▶ [TASK INSTRUCTIONS]:
1 - For each statement below, say whether it agrees with the dialogue excerpt that follows. Answer yes or no, and quote the words of the excerpt that decide it. (a) K states that love and hate are independent. (b) DB holds that all scientists say that if 'A' has a relationship to 'B', then 'B' must have a relationship to 'A'. (c) According to DB, Aristotle held that God is acted on by matter.
2 - Repeat word for word the part of the dialogue excerpt that follows, from "DB: Independent, they" up to and including "it is impossible.".

▶ [PROVIDED PASSAGE]:
KRISHNAMURTI: Love has no relationship to hate.
DAVID BOHM: Again there is this word ‘relationship’. Would you, for example, say that hate has no action on love?
K: They are independent.
DB: Independent, they have no action on each other.
K: Ah, it is a very important thing to discover this. Love is independent of hate. Where there is hate the other cannot exist.
DB: Yes, they can’t stand side by side, acting on each other.
K: They can’t. So when scientists say, if ‘A’ has a relationship to ‘B’, then ‘B’ must have a relationship to ‘A’, we are contradicting that.
DB: Not all scientists have said that; a few have said otherwise – I don’t like to bring in Aristotle…
K: Bring him in!
DB: He said there is an unmoved mover, that God is never moved by matter; he is not acted on by matter, but he acts. Do you see? That is an old idea then. Since Aristotle’s time, science has thrown out this concept, and said that it is impossible.
K: If I see clearly that love is independent of hate, hate cannot possibly act on love. Love may act on hate, but where hate is, the other cannot be.

▶ [DATASET RECORDS]:
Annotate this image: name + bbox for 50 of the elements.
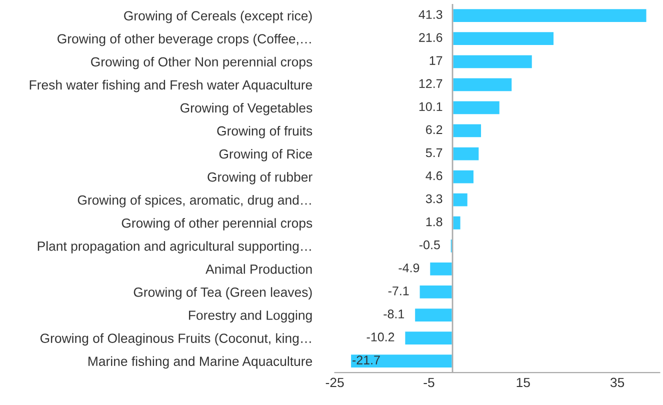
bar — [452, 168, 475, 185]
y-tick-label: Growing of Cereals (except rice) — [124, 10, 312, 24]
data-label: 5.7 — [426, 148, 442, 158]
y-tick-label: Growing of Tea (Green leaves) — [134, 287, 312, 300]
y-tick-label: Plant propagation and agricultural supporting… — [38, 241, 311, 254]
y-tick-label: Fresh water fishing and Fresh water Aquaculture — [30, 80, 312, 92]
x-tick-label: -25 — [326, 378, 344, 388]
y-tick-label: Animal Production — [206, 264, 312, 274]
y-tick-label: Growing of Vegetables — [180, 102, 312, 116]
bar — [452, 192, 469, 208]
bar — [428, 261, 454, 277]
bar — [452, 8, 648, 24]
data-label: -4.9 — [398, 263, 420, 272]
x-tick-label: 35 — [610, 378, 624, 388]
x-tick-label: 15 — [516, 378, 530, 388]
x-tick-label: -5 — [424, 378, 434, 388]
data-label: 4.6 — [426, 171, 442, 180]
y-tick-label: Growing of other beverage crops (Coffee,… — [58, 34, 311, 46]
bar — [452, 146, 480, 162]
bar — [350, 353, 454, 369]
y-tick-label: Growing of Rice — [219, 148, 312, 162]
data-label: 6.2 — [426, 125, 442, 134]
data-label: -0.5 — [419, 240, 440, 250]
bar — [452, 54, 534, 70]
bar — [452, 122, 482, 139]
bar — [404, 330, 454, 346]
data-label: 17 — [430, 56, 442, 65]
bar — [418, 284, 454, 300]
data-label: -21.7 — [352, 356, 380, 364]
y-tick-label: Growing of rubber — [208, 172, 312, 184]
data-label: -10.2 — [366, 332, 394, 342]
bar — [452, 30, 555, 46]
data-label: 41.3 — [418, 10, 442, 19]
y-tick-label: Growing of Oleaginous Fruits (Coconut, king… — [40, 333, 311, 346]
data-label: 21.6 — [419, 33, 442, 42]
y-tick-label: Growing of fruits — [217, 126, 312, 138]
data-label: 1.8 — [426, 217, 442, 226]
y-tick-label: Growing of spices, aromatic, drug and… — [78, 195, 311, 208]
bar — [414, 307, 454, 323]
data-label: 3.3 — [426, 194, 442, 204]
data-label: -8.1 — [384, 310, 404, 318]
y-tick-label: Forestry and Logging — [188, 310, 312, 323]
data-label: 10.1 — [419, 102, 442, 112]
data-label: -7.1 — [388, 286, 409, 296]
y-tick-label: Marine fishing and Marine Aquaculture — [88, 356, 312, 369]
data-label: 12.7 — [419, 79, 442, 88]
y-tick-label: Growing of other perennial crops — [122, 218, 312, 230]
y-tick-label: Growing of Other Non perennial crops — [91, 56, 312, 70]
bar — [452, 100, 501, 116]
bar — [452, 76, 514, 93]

▶ [RESPONSE LIST]:
1 -
(a) Yes: "They are independent."
(b) No: "Not all scientists have said that; a few have said otherwise"
(c) No: "he is not acted on by matter, but he acts."

2 -
DB: Independent, they have no action on each other.
K: Ah, it is a very important thing to discover this. Love is independent of hate. Where there is hate the other cannot exist.
DB: Yes, they can’t stand side by side, acting on each other.
K: They can’t. So when scientists say, if ‘A’ has a relationship to ‘B’, then ‘B’ must have a relationship to ‘A’, we are contradicting that.
DB: Not all scientists have said that; a few have said otherwise – I don’t like to bring in Aristotle…
K: Bring him in!
DB: He said there is an unmoved mover, that God is never moved by matter; he is not acted on by matter, but he acts. Do you see? That is an old idea then. Since Aristotle’s time, science has thrown out this concept, and said that it is impossible.